What this task involves: Can you output the records below exactly as they are written?

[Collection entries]
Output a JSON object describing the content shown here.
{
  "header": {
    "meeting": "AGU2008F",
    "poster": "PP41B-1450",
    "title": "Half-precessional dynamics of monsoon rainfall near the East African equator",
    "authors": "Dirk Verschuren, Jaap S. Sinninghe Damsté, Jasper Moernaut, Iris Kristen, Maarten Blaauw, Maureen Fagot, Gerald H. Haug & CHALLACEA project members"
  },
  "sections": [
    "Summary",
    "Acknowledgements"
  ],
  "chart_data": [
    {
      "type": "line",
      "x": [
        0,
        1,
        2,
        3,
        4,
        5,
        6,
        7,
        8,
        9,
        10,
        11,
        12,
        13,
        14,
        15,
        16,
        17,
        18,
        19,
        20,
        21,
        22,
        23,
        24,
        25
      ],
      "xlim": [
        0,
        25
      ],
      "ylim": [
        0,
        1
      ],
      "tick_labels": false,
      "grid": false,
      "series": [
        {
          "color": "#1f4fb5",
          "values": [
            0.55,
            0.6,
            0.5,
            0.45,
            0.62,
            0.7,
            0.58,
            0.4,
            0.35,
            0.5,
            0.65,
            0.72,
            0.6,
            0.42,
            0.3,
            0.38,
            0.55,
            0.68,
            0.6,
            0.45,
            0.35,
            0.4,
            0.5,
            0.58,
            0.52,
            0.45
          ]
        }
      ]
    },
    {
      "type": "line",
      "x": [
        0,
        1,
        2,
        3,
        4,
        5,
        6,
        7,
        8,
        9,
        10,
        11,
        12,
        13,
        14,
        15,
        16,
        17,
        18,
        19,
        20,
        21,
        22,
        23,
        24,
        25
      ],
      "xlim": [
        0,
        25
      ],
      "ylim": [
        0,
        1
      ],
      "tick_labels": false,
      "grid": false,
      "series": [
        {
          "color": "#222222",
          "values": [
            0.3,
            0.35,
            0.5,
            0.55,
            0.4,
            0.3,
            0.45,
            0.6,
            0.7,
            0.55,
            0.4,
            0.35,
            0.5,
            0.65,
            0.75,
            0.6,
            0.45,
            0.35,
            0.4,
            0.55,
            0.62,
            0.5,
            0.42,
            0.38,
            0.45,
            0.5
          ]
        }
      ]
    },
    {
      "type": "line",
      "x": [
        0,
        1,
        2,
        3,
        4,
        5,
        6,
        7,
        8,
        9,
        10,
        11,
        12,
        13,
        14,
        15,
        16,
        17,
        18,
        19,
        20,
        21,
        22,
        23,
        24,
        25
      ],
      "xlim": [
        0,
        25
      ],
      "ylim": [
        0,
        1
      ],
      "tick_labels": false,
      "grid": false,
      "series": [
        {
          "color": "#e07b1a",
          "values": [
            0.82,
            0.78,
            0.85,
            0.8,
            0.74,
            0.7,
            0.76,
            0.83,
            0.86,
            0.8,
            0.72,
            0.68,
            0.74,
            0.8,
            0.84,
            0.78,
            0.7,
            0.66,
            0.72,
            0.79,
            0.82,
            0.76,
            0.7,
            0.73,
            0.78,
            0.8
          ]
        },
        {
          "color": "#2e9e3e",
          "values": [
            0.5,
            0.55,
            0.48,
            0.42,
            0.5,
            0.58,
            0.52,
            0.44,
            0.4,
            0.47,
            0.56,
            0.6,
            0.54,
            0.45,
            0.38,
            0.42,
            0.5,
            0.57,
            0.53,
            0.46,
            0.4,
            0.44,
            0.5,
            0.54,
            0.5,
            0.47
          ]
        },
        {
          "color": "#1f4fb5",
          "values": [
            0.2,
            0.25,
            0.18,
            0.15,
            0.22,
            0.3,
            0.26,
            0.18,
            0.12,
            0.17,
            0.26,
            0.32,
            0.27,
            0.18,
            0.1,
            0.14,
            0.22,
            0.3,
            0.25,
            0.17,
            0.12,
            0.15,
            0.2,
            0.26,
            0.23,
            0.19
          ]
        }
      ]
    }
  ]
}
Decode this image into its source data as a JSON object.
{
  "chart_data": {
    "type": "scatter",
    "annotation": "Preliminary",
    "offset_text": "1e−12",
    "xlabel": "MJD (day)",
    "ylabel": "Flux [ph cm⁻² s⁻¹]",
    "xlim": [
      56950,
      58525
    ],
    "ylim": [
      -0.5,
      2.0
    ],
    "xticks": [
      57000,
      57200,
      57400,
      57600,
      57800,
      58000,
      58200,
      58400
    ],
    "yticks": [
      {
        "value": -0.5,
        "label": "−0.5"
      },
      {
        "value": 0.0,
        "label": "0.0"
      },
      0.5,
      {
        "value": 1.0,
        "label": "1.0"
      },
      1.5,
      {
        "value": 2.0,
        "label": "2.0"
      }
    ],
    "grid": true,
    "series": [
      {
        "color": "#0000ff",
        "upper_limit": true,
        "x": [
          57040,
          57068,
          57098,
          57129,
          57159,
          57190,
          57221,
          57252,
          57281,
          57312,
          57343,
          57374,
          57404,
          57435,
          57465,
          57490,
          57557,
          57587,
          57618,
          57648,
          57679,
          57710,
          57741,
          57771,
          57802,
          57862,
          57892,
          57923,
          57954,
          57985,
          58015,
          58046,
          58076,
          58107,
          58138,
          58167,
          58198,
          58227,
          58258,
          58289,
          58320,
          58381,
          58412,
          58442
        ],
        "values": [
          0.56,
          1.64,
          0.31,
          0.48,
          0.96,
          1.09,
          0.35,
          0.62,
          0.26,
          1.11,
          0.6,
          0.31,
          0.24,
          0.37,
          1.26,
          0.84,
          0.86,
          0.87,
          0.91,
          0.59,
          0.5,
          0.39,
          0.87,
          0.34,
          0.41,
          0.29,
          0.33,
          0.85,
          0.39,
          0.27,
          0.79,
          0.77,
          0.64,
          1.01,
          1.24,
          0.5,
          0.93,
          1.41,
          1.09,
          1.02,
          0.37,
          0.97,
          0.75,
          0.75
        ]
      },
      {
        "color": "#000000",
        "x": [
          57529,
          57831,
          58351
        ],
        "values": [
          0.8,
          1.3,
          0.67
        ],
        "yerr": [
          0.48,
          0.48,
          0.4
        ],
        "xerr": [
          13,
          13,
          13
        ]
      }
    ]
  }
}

Output of the exercise:
Output a JSON object describing the content shown here.
{
  "header": {
    "meeting": "AGU2008F",
    "poster": "PP41B-1450",
    "title": "Half-precessional dynamics of monsoon rainfall near the East African equator",
    "authors": "Dirk Verschuren, Jaap S. Sinninghe Damsté, Jasper Moernaut, Iris Kristen, Maarten Blaauw, Maureen Fagot, Gerald H. Haug & CHALLACEA project members"
  },
  "sections": [
    "Summary",
    "Acknowledgements"
  ],
  "chart_data": [
    {
      "type": "line",
      "x": [
        0,
        1,
        2,
        3,
        4,
        5,
        6,
        7,
        8,
        9,
        10,
        11,
        12,
        13,
        14,
        15,
        16,
        17,
        18,
        19,
        20,
        21,
        22,
        23,
        24,
        25
      ],
      "xlim": [
        0,
        25
      ],
      "ylim": [
        0,
        1
      ],
      "tick_labels": false,
      "grid": false,
      "series": [
        {
          "color": "#1f4fb5",
          "values": [
            0.55,
            0.6,
            0.5,
            0.45,
            0.62,
            0.7,
            0.58,
            0.4,
            0.35,
            0.5,
            0.65,
            0.72,
            0.6,
            0.42,
            0.3,
            0.38,
            0.55,
            0.68,
            0.6,
            0.45,
            0.35,
            0.4,
            0.5,
            0.58,
            0.52,
            0.45
          ]
        }
      ]
    },
    {
      "type": "line",
      "x": [
        0,
        1,
        2,
        3,
        4,
        5,
        6,
        7,
        8,
        9,
        10,
        11,
        12,
        13,
        14,
        15,
        16,
        17,
        18,
        19,
        20,
        21,
        22,
        23,
        24,
        25
      ],
      "xlim": [
        0,
        25
      ],
      "ylim": [
        0,
        1
      ],
      "tick_labels": false,
      "grid": false,
      "series": [
        {
          "color": "#222222",
          "values": [
            0.3,
            0.35,
            0.5,
            0.55,
            0.4,
            0.3,
            0.45,
            0.6,
            0.7,
            0.55,
            0.4,
            0.35,
            0.5,
            0.65,
            0.75,
            0.6,
            0.45,
            0.35,
            0.4,
            0.55,
            0.62,
            0.5,
            0.42,
            0.38,
            0.45,
            0.5
          ]
        }
      ]
    },
    {
      "type": "line",
      "x": [
        0,
        1,
        2,
        3,
        4,
        5,
        6,
        7,
        8,
        9,
        10,
        11,
        12,
        13,
        14,
        15,
        16,
        17,
        18,
        19,
        20,
        21,
        22,
        23,
        24,
        25
      ],
      "xlim": [
        0,
        25
      ],
      "ylim": [
        0,
        1
      ],
      "tick_labels": false,
      "grid": false,
      "series": [
        {
          "color": "#e07b1a",
          "values": [
            0.82,
            0.78,
            0.85,
            0.8,
            0.74,
            0.7,
            0.76,
            0.83,
            0.86,
            0.8,
            0.72,
            0.68,
            0.74,
            0.8,
            0.84,
            0.78,
            0.7,
            0.66,
            0.72,
            0.79,
            0.82,
            0.76,
            0.7,
            0.73,
            0.78,
            0.8
          ]
        },
        {
          "color": "#2e9e3e",
          "values": [
            0.5,
            0.55,
            0.48,
            0.42,
            0.5,
            0.58,
            0.52,
            0.44,
            0.4,
            0.47,
            0.56,
            0.6,
            0.54,
            0.45,
            0.38,
            0.42,
            0.5,
            0.57,
            0.53,
            0.46,
            0.4,
            0.44,
            0.5,
            0.54,
            0.5,
            0.47
          ]
        },
        {
          "color": "#1f4fb5",
          "values": [
            0.2,
            0.25,
            0.18,
            0.15,
            0.22,
            0.3,
            0.26,
            0.18,
            0.12,
            0.17,
            0.26,
            0.32,
            0.27,
            0.18,
            0.1,
            0.14,
            0.22,
            0.3,
            0.25,
            0.17,
            0.12,
            0.15,
            0.2,
            0.26,
            0.23,
            0.19
          ]
        }
      ]
    }
  ]
}
Decode this image into its source data as a JSON object.
{
  "chart_data": {
    "type": "scatter",
    "annotation": "Preliminary",
    "offset_text": "1e−12",
    "xlabel": "MJD (day)",
    "ylabel": "Flux [ph cm⁻² s⁻¹]",
    "xlim": [
      56950,
      58525
    ],
    "ylim": [
      -0.5,
      2.0
    ],
    "xticks": [
      57000,
      57200,
      57400,
      57600,
      57800,
      58000,
      58200,
      58400
    ],
    "yticks": [
      {
        "value": -0.5,
        "label": "−0.5"
      },
      {
        "value": 0.0,
        "label": "0.0"
      },
      0.5,
      {
        "value": 1.0,
        "label": "1.0"
      },
      1.5,
      {
        "value": 2.0,
        "label": "2.0"
      }
    ],
    "grid": true,
    "series": [
      {
        "color": "#0000ff",
        "upper_limit": true,
        "x": [
          57040,
          57068,
          57098,
          57129,
          57159,
          57190,
          57221,
          57252,
          57281,
          57312,
          57343,
          57374,
          57404,
          57435,
          57465,
          57490,
          57557,
          57587,
          57618,
          57648,
          57679,
          57710,
          57741,
          57771,
          57802,
          57862,
          57892,
          57923,
          57954,
          57985,
          58015,
          58046,
          58076,
          58107,
          58138,
          58167,
          58198,
          58227,
          58258,
          58289,
          58320,
          58381,
          58412,
          58442
        ],
        "values": [
          0.56,
          1.64,
          0.31,
          0.48,
          0.96,
          1.09,
          0.35,
          0.62,
          0.26,
          1.11,
          0.6,
          0.31,
          0.24,
          0.37,
          1.26,
          0.84,
          0.86,
          0.87,
          0.91,
          0.59,
          0.5,
          0.39,
          0.87,
          0.34,
          0.41,
          0.29,
          0.33,
          0.85,
          0.39,
          0.27,
          0.79,
          0.77,
          0.64,
          1.01,
          1.24,
          0.5,
          0.93,
          1.41,
          1.09,
          1.02,
          0.37,
          0.97,
          0.75,
          0.75
        ]
      },
      {
        "color": "#000000",
        "x": [
          57529,
          57831,
          58351
        ],
        "values": [
          0.8,
          1.3,
          0.67
        ],
        "yerr": [
          0.48,
          0.48,
          0.4
        ],
        "xerr": [
          13,
          13,
          13
        ]
      }
    ]
  }
}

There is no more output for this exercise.